----- Texte -----

La définition du crime d’agression dans l’article 8 bis ne laisse aucun doute sur le fait que l’emploi de la force dans une autodéfense licite, ainsi que l’emploi de la force autorisé par le Conseil de sécurité, ne peut se qualifier d’acte d’agression. La définition porte seulement sur les formes les plus graves de l’emploi illicite de la force, c’est-à-dire celles qui violent manifestement la Charte des Nations Unies par « leur nature, leur gravité et leur ampleur. » La Cour aurait à considérer toutes les circonstances d’un cas particulier, y compris la gravité des actes concernés et leurs conséquences (Élément d’interprétation 6). Les États parties au Statut de Rome ont donc particulièrement veillé à garantir que les amendements sur le crime d’agression n’affecteraient pas négativement les intérêts légitimes des États en matière de sécurité.

2.2. QUAND RATIFIER? Il n’y a aucune raison d’attendre. À la Conférence de révision de 2010, les États Parties ont exprimé leur décision de « déclencher la compétence de la Cour à l’égard du crime d’agression aussitôt que possible » (résolution RC/Res.6). La première date retenue pour un tel déclenchement est « après le 1er janvier 2017, » lorsque les États parties devront prendre une décision unique pour autoriser la Cour à exercer sa compétence sur le crime d’agression. Cependant, cette décision n’entrera en vigueur que lorsque les amendements entreront en vigueur pour trente États Parties. Comme les amendements n’entrent en vigueur pour tout État ayant ratifié les amendements qu’un an après le dépôt de l’instrument de ratification, le seuil des trente ratifications devrait, dans l’idéal, être atteint dès le 1er janvier 2016 (ou d’un point de vue pratique à la fin de 2015). Étant donné le temps que le processus national de ratification d’instruments internationaux peut prendre dans de nombreux pays, les pays souhaitant soutenir le déclenchement de la compétence de la Cour à l’égard du crime d’agression devraient engager le processus aussitôt que possible.

-----

* [Le problème]:
Recopiez mot pour mot le passage du texte sur le crime d'agression situé entre « La définition du » et « matière de sécurité. », ces deux extrémités comprises.

----- Ensemble d'items -----

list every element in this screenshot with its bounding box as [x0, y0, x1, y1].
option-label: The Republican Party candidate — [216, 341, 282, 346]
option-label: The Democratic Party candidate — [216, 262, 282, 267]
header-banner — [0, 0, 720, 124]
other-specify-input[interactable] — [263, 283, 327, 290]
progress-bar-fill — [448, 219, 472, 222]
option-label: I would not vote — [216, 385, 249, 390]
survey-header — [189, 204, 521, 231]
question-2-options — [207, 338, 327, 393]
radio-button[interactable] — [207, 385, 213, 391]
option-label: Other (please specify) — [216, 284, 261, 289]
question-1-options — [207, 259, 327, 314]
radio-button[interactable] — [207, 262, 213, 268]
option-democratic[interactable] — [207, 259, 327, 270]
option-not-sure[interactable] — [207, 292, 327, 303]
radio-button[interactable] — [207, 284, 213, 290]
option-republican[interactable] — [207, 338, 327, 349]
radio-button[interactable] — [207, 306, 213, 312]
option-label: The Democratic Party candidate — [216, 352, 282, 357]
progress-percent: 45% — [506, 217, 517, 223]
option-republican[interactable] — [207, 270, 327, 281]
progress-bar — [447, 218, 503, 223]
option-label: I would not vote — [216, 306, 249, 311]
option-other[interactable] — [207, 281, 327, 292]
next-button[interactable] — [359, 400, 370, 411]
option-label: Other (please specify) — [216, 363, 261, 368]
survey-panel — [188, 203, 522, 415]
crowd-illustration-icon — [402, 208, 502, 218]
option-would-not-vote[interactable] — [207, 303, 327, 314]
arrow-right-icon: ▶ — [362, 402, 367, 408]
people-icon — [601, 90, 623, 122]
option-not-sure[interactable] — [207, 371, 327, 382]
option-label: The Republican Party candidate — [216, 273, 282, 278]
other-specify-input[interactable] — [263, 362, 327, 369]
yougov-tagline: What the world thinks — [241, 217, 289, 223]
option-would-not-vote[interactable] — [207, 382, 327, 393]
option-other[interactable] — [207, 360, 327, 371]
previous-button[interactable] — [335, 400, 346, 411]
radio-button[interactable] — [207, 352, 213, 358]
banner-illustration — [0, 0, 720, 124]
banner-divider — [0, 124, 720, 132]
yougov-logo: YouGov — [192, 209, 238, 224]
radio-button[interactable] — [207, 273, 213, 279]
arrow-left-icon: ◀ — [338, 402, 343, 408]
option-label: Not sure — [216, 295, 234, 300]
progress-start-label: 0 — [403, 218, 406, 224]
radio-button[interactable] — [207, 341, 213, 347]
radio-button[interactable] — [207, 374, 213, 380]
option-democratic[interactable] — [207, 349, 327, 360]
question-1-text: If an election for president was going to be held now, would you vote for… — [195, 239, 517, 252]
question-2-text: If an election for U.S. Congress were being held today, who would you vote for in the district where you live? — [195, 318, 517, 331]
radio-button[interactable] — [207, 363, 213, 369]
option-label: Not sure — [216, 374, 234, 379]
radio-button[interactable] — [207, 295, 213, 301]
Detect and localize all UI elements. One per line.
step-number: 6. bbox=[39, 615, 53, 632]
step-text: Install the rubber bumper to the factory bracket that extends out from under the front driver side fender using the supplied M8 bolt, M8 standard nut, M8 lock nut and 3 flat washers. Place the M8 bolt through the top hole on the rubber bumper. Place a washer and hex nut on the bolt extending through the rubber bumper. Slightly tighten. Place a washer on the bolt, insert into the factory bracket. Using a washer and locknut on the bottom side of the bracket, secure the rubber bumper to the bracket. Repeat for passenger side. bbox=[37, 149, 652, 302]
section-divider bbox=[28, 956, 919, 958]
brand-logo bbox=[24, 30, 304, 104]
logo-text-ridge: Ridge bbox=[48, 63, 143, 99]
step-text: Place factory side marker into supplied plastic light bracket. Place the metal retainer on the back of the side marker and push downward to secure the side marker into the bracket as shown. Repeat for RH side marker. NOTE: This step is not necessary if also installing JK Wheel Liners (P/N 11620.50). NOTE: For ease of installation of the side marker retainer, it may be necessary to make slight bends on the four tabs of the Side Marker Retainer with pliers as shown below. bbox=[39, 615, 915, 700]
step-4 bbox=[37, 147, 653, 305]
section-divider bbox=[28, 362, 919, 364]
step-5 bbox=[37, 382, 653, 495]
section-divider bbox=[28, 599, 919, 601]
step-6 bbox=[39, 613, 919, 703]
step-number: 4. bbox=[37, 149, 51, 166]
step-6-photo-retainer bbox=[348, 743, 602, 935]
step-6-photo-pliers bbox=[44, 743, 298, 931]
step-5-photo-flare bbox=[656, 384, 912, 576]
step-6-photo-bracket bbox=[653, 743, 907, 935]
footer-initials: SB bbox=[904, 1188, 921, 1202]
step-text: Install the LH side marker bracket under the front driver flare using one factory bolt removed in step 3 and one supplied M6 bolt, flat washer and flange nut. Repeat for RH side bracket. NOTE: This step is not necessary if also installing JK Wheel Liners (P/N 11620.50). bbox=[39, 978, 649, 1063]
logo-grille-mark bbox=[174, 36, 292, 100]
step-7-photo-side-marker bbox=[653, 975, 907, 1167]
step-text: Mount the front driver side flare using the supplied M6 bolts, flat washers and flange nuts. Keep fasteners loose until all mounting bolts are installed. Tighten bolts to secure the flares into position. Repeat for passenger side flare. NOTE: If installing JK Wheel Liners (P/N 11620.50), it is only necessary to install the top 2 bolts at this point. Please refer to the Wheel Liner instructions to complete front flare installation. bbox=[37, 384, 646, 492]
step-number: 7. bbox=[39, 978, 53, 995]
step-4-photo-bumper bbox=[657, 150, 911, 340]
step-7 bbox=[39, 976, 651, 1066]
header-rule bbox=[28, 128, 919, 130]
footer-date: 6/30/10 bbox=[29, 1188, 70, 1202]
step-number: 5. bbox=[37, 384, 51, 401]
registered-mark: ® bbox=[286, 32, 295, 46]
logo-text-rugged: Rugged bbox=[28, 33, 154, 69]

-----

* [Résultat final]:
La définition du crime d’agression dans l’article 8 bis ne laisse aucun doute sur le fait que l’emploi de la force dans une autodéfense licite, ainsi que l’emploi de la force autorisé par le Conseil de sécurité, ne peut se qualifier d’acte d’agression. La définition porte seulement sur les formes les plus graves de l’emploi illicite de la force, c’est-à-dire celles qui violent manifestement la Charte des Nations Unies par « leur nature, leur gravité et leur ampleur. » La Cour aurait à considérer toutes les circonstances d’un cas particulier, y compris la gravité des actes concernés et leurs conséquences (Élément d’interprétation 6). Les États parties au Statut de Rome ont donc particulièrement veillé à garantir que les amendements sur le crime d’agression n’affecteraient pas négativement les intérêts légitimes des États en matière de sécurité.